[Excerpt from a dataset]
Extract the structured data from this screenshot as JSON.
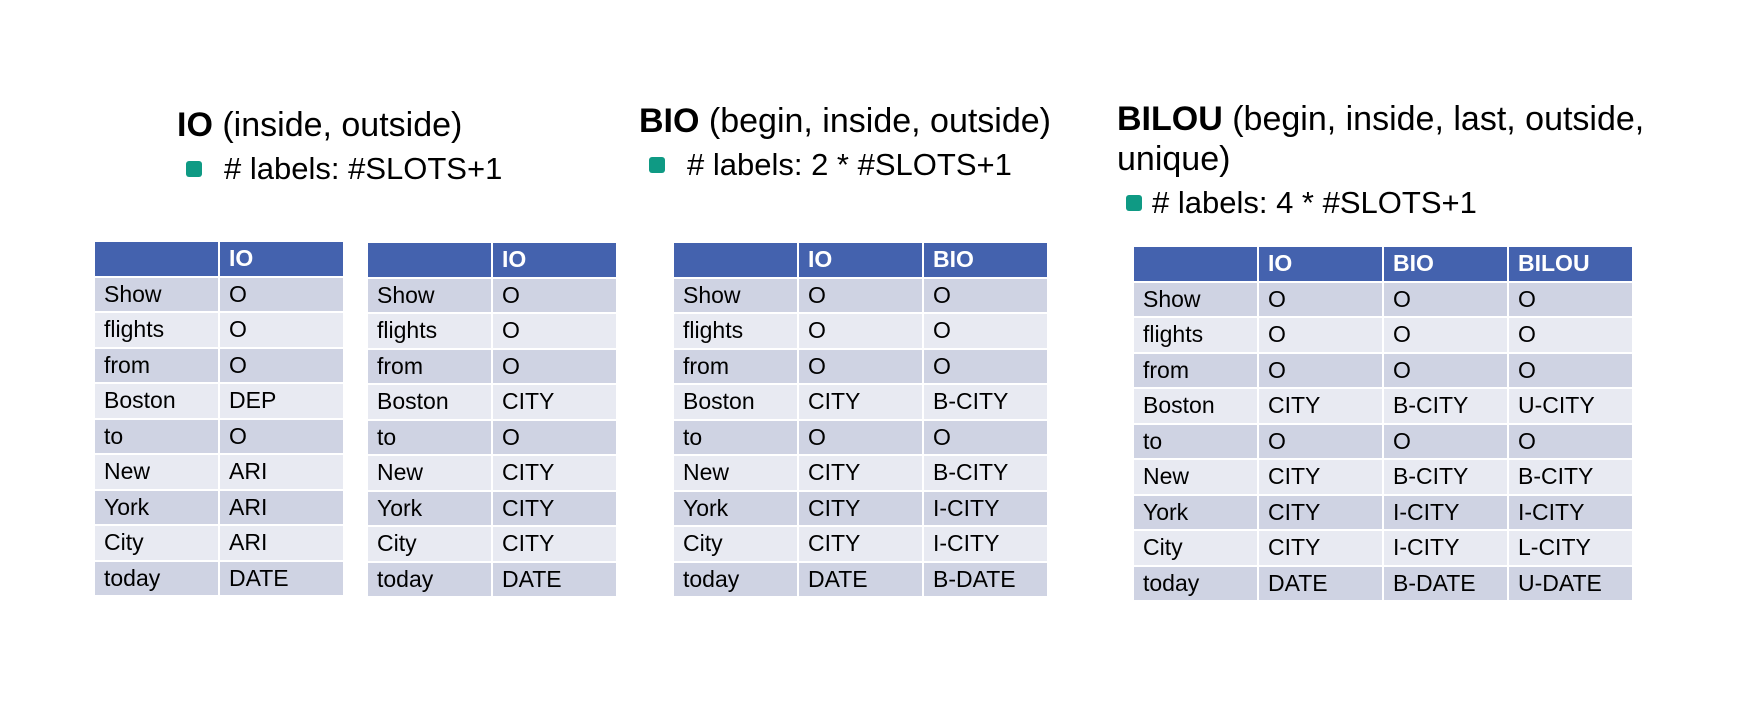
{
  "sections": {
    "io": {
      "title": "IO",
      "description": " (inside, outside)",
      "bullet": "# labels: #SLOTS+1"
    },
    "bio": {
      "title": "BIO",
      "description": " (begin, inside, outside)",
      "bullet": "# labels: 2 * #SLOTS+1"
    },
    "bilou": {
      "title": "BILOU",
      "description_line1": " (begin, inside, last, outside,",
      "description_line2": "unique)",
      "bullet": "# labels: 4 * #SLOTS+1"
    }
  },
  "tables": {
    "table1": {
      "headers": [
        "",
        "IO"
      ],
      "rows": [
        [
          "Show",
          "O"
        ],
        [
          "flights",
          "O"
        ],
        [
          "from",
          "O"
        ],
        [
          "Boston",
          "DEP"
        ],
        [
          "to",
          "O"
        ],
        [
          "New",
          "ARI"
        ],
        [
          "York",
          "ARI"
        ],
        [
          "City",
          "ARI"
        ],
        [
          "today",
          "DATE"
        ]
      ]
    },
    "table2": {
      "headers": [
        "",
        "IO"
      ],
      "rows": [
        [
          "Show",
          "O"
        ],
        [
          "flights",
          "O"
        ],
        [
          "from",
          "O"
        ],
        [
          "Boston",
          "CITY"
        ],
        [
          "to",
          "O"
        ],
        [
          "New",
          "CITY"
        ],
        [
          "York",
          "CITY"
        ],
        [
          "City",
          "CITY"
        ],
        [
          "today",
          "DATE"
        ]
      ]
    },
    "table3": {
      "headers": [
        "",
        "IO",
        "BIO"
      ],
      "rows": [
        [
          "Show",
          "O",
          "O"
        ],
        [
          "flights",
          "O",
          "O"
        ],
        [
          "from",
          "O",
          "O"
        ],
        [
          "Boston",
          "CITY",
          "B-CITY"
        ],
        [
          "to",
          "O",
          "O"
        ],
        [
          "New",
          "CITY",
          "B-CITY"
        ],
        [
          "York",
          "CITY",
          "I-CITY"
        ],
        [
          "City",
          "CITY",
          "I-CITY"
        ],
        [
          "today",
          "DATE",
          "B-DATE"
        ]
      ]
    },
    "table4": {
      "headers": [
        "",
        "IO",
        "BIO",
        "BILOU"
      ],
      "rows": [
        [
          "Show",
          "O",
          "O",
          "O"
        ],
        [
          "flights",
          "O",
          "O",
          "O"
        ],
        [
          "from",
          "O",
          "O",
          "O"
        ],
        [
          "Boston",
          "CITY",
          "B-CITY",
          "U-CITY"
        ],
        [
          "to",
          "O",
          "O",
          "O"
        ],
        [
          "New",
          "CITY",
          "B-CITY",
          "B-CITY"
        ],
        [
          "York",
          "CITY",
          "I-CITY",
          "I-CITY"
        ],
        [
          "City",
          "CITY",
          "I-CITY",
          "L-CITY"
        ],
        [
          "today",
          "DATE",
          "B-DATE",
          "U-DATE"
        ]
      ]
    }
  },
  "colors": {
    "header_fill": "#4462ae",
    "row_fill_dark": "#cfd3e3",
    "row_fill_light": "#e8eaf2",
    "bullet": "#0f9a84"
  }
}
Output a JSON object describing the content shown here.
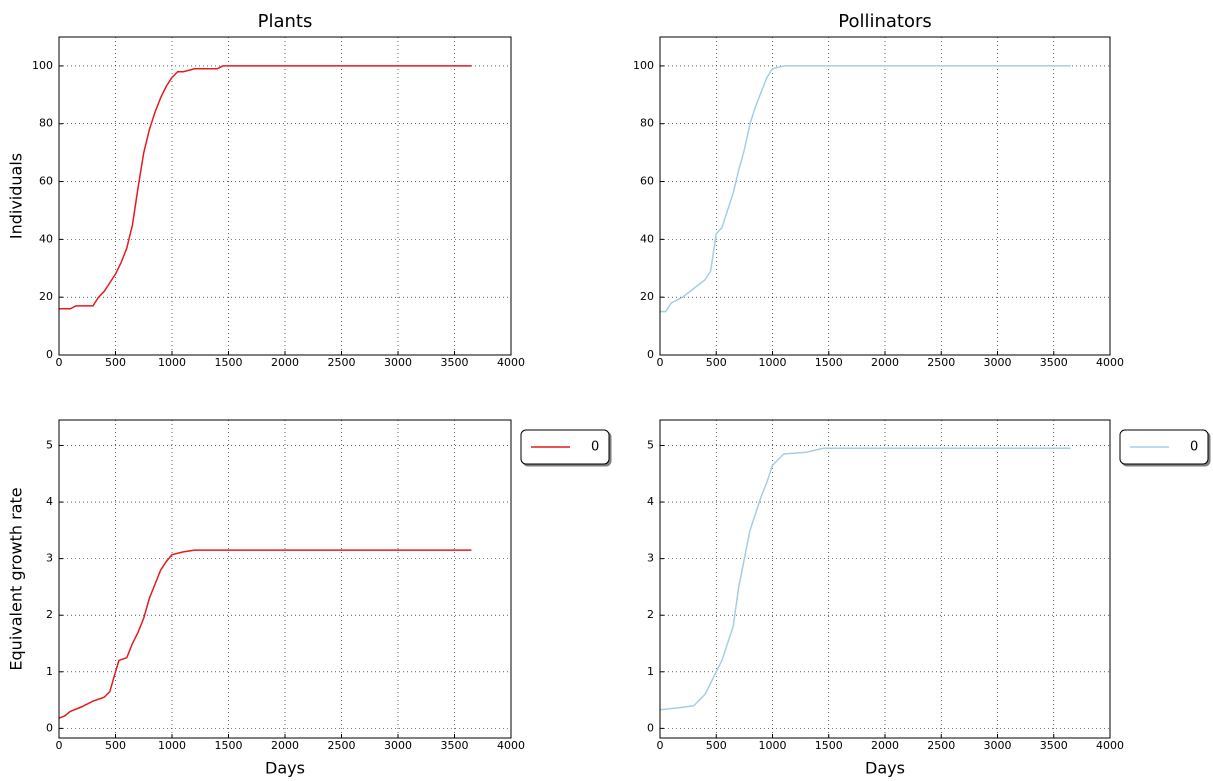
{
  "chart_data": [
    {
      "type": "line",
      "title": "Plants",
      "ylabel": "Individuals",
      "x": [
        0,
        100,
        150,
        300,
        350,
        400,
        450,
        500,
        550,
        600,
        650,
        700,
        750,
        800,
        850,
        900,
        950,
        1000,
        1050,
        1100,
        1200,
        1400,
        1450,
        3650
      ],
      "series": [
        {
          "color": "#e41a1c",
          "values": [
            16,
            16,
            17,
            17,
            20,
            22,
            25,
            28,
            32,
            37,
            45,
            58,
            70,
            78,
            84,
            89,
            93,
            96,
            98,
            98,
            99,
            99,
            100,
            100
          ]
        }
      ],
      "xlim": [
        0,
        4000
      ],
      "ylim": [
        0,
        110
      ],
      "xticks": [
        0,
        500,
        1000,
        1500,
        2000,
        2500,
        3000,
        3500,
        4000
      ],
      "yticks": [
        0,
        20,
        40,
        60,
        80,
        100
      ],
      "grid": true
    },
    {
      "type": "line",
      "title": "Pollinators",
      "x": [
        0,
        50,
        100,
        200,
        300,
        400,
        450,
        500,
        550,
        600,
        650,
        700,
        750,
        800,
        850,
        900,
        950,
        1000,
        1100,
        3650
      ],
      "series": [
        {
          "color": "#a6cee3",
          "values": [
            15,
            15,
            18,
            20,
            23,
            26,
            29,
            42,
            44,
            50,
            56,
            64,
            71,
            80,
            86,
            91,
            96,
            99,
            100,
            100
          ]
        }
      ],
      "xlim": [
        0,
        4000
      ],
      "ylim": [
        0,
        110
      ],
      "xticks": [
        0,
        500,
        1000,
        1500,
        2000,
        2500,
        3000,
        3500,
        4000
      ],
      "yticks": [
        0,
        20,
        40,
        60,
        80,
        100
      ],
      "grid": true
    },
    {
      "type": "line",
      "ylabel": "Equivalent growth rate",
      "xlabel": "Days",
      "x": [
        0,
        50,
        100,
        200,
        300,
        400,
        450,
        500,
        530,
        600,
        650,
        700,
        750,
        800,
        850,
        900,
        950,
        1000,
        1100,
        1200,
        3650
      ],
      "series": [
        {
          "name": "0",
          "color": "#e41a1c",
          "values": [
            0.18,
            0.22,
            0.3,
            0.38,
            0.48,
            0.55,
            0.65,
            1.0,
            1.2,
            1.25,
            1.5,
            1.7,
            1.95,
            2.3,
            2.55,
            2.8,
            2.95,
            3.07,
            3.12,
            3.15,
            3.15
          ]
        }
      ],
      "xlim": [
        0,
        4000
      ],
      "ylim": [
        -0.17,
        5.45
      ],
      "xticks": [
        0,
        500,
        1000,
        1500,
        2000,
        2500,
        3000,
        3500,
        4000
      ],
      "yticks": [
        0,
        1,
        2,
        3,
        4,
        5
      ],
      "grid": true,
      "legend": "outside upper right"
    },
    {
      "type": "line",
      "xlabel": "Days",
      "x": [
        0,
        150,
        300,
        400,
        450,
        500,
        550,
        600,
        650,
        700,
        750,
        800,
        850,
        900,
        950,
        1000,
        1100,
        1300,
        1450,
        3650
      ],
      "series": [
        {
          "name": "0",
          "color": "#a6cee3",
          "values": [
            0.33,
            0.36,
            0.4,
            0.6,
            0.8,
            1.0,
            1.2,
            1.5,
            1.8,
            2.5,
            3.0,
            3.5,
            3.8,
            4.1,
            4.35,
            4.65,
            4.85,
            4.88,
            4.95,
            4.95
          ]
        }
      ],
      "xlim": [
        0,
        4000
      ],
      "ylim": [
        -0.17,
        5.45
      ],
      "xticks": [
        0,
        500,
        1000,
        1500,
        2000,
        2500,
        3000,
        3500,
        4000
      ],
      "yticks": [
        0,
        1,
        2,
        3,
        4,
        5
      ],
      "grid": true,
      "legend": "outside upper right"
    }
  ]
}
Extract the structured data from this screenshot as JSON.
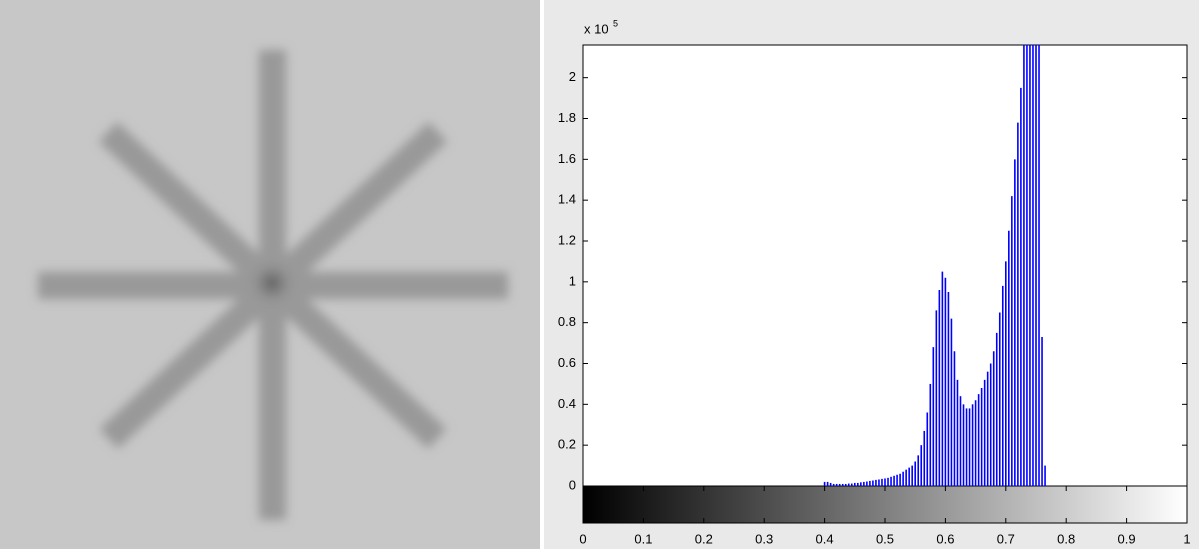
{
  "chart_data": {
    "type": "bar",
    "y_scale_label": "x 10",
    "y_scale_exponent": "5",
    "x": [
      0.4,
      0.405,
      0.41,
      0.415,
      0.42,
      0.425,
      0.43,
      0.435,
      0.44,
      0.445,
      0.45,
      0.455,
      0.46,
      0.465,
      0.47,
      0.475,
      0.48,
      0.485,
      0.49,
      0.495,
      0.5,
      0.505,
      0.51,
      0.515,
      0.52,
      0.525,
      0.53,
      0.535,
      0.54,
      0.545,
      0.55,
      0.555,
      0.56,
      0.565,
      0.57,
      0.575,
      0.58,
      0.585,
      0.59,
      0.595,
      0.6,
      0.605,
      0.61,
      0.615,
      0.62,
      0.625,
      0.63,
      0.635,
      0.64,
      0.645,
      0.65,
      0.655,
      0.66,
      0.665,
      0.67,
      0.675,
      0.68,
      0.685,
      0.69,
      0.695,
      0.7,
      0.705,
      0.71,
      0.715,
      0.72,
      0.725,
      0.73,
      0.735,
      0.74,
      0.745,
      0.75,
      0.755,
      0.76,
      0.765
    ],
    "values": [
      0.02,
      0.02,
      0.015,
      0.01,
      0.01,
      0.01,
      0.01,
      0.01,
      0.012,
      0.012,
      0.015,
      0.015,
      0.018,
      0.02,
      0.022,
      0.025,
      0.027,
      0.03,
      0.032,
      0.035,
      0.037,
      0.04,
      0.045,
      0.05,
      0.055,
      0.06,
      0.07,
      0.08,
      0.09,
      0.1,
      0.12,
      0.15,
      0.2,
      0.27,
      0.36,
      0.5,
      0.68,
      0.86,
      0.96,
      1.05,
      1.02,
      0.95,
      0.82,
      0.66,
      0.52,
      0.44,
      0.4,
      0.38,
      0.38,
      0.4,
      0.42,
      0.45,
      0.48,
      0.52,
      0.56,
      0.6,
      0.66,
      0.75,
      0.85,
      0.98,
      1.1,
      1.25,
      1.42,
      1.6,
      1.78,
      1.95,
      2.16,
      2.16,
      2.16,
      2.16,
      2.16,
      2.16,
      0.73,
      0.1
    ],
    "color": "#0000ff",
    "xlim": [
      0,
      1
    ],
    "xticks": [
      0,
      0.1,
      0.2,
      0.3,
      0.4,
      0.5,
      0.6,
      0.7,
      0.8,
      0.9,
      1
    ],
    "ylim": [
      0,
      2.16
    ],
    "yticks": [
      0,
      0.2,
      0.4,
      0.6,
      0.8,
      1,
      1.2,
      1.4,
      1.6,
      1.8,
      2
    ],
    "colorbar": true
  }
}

**Given task:** Return every line of the preceding records in which the word "ylabel" appears.

**Solution to this problem:**
      "ylabel": "Individuals",
      "ylabel": "Equivalent growth rate",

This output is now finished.